§ **WORK TO COMPLETE**:
For each line below that contains the string "保存表单内容", copy that line.

[Collected data entries]

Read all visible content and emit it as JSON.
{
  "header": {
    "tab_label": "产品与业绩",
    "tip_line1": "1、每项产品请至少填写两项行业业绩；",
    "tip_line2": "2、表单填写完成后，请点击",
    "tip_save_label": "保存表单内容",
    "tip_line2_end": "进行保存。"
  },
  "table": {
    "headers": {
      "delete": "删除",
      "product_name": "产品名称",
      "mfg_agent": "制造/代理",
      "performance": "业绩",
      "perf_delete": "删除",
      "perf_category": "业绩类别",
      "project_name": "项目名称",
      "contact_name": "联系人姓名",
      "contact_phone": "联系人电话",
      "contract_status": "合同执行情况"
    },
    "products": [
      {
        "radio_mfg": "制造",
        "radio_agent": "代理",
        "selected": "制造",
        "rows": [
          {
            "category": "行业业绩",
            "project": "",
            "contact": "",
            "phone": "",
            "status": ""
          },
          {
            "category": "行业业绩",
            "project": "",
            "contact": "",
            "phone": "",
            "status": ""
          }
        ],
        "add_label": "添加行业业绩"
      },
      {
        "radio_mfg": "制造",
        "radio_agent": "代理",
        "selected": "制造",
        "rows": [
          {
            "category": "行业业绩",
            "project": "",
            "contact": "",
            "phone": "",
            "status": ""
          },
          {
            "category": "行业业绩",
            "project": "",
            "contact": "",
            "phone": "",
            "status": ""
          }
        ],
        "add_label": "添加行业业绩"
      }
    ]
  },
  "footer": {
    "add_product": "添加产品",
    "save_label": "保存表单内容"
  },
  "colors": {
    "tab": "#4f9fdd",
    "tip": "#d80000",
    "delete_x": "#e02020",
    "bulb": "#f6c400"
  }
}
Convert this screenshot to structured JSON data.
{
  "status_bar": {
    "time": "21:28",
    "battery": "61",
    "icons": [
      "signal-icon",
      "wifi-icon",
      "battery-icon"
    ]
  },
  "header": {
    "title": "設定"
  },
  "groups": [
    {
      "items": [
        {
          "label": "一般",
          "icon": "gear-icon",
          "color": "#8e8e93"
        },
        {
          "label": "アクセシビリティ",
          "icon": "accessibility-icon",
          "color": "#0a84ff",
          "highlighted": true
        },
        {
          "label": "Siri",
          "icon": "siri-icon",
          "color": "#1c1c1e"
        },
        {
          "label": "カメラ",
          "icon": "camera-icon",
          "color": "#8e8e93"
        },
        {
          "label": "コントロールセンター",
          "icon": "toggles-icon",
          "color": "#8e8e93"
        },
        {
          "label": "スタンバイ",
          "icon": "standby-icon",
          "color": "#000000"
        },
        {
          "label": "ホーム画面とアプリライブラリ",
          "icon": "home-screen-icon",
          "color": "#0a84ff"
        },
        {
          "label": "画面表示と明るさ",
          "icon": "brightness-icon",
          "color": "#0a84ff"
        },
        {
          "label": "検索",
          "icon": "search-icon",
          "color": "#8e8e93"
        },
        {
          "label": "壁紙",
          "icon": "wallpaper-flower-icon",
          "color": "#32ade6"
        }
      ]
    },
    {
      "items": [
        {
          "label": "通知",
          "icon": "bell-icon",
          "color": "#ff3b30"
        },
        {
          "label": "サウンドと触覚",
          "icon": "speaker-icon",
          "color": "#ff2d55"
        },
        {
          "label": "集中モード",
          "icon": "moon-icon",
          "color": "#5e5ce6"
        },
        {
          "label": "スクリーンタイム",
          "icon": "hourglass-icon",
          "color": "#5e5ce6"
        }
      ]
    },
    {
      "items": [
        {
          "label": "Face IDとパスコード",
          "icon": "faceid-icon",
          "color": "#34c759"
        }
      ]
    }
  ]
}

§ **COMPLETED EXERCISE**:
    "tip_save_label": "保存表单内容",
    "save_label": "保存表单内容"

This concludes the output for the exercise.